Stored records
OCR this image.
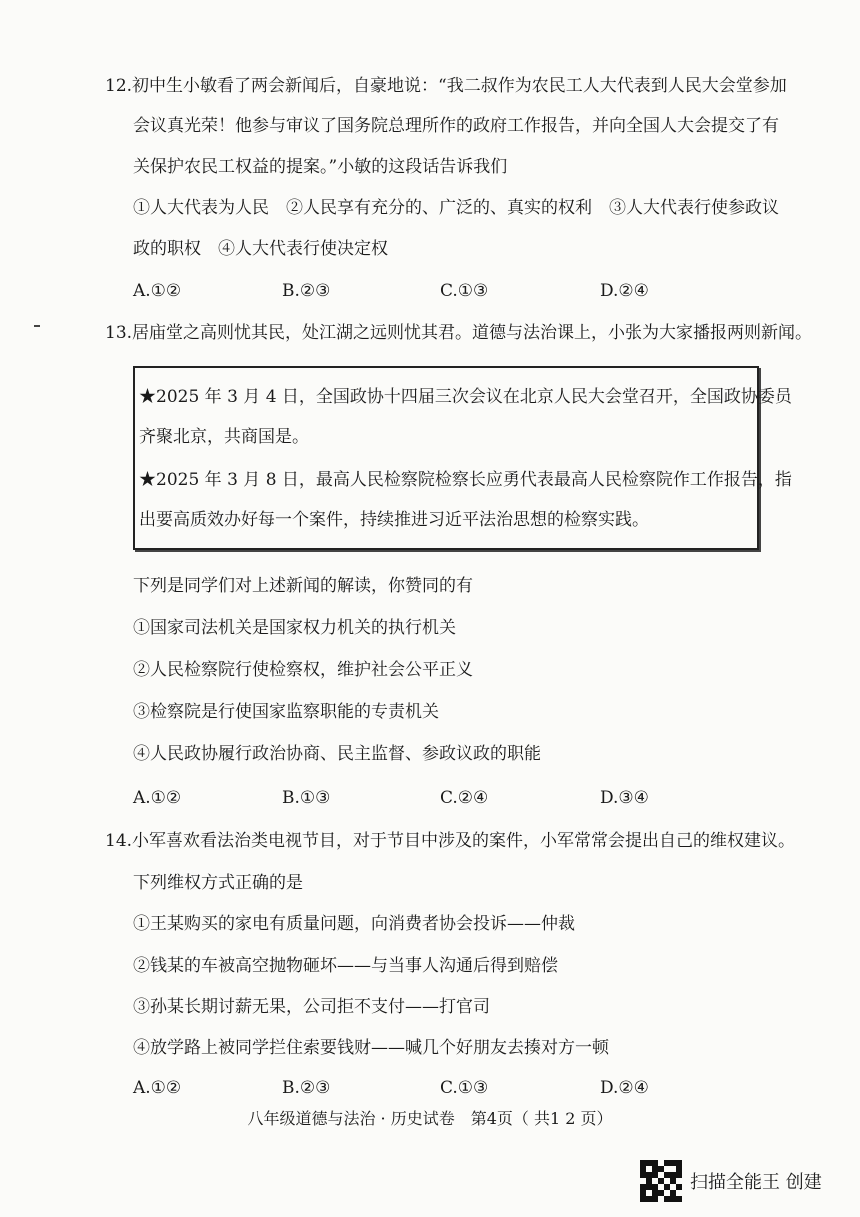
12.初中生小敏看了两会新闻后，自豪地说：“我二叔作为农民工人大代表到人民大会堂参加
会议真光荣！他参与审议了国务院总理所作的政府工作报告，并向全国人大会提交了有
关保护农民工权益的提案。”小敏的这段话告诉我们
①人大代表为人民　②人民享有充分的、广泛的、真实的权利　③人大代表行使参政议
政的职权　④人大代表行使决定权
A.①②	B.②③	C.①③	D.②④
13.居庙堂之高则忧其民，处江湖之远则忧其君。道德与法治课上，小张为大家播报两则新闻。
★2025 年 3 月 4 日，全国政协十四届三次会议在北京人民大会堂召开，全国政协委员
齐聚北京，共商国是。
★2025 年 3 月 8 日，最高人民检察院检察长应勇代表最高人民检察院作工作报告，指
出要高质效办好每一个案件，持续推进习近平法治思想的检察实践。
下列是同学们对上述新闻的解读，你赞同的有
①国家司法机关是国家权力机关的执行机关
②人民检察院行使检察权，维护社会公平正义
③检察院是行使国家监察职能的专责机关
④人民政协履行政治协商、民主监督、参政议政的职能
A.①②	B.①③	C.②④	D.③④
14.小军喜欢看法治类电视节目，对于节目中涉及的案件，小军常常会提出自己的维权建议。
下列维权方式正确的是
①王某购买的家电有质量问题，向消费者协会投诉——仲裁
②钱某的车被高空抛物砸坏——与当事人沟通后得到赔偿
③孙某长期讨薪无果，公司拒不支付——打官司
④放学路上被同学拦住索要钱财——喊几个好朋友去揍对方一顿
A.①②	B.②③	C.①③	D.②④
八年级道德与法治 · 历史试卷　第4页（ 共1 2 页）
扫描全能王 创建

What the task asks
Each line of the material must be retyped exactly, except that images are omitted.

The answer
OCR this image.
12.初中生小敏看了两会新闻后，自豪地说：“我二叔作为农民工人大代表到人民大会堂参加
会议真光荣！他参与审议了国务院总理所作的政府工作报告，并向全国人大会提交了有
关保护农民工权益的提案。”小敏的这段话告诉我们
①人大代表为人民　②人民享有充分的、广泛的、真实的权利　③人大代表行使参政议
政的职权　④人大代表行使决定权
A.①②	B.②③	C.①③	D.②④
13.居庙堂之高则忧其民，处江湖之远则忧其君。道德与法治课上，小张为大家播报两则新闻。
★2025 年 3 月 4 日，全国政协十四届三次会议在北京人民大会堂召开，全国政协委员
齐聚北京，共商国是。
★2025 年 3 月 8 日，最高人民检察院检察长应勇代表最高人民检察院作工作报告，指
出要高质效办好每一个案件，持续推进习近平法治思想的检察实践。
下列是同学们对上述新闻的解读，你赞同的有
①国家司法机关是国家权力机关的执行机关
②人民检察院行使检察权，维护社会公平正义
③检察院是行使国家监察职能的专责机关
④人民政协履行政治协商、民主监督、参政议政的职能
A.①②	B.①③	C.②④	D.③④
14.小军喜欢看法治类电视节目，对于节目中涉及的案件，小军常常会提出自己的维权建议。
下列维权方式正确的是
①王某购买的家电有质量问题，向消费者协会投诉——仲裁
②钱某的车被高空抛物砸坏——与当事人沟通后得到赔偿
③孙某长期讨薪无果，公司拒不支付——打官司
④放学路上被同学拦住索要钱财——喊几个好朋友去揍对方一顿
A.①②	B.②③	C.①③	D.②④
八年级道德与法治 · 历史试卷　第4页（ 共1 2 页）
扫描全能王 创建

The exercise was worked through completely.